**Short exercise**
Would you repeat the listing exactly but omit every picture?

____________

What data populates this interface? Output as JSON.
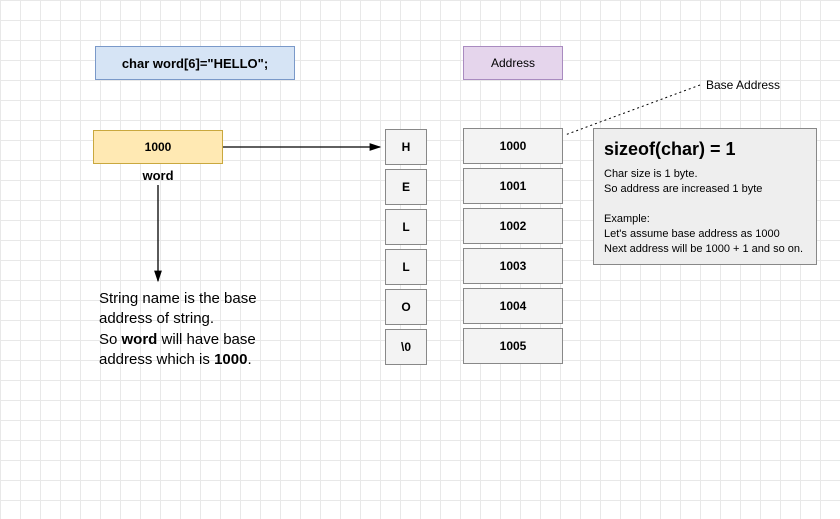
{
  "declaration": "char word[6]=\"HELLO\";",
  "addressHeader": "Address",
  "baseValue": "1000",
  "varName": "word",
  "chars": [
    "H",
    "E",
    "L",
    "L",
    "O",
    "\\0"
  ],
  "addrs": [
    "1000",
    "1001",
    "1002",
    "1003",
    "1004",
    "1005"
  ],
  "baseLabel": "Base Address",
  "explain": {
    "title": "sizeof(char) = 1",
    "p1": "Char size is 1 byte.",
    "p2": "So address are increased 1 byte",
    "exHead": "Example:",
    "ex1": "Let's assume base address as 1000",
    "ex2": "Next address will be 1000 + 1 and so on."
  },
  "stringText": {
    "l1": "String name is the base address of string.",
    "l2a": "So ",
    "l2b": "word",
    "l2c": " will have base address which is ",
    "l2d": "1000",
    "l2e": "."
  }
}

____________

**Answer to this exercise**
What data populates this interface? Output as JSON.
{
  "declaration": "char word[6]=\"HELLO\";",
  "addressHeader": "Address",
  "baseValue": "1000",
  "varName": "word",
  "chars": [
    "H",
    "E",
    "L",
    "L",
    "O",
    "\\0"
  ],
  "addrs": [
    "1000",
    "1001",
    "1002",
    "1003",
    "1004",
    "1005"
  ],
  "baseLabel": "Base Address",
  "explain": {
    "title": "sizeof(char) = 1",
    "p1": "Char size is 1 byte.",
    "p2": "So address are increased 1 byte",
    "exHead": "Example:",
    "ex1": "Let's assume base address as 1000",
    "ex2": "Next address will be 1000 + 1 and so on."
  },
  "stringText": {
    "l1": "String name is the base address of string.",
    "l2a": "So ",
    "l2b": "word",
    "l2c": " will have base address which is ",
    "l2d": "1000",
    "l2e": "."
  }
}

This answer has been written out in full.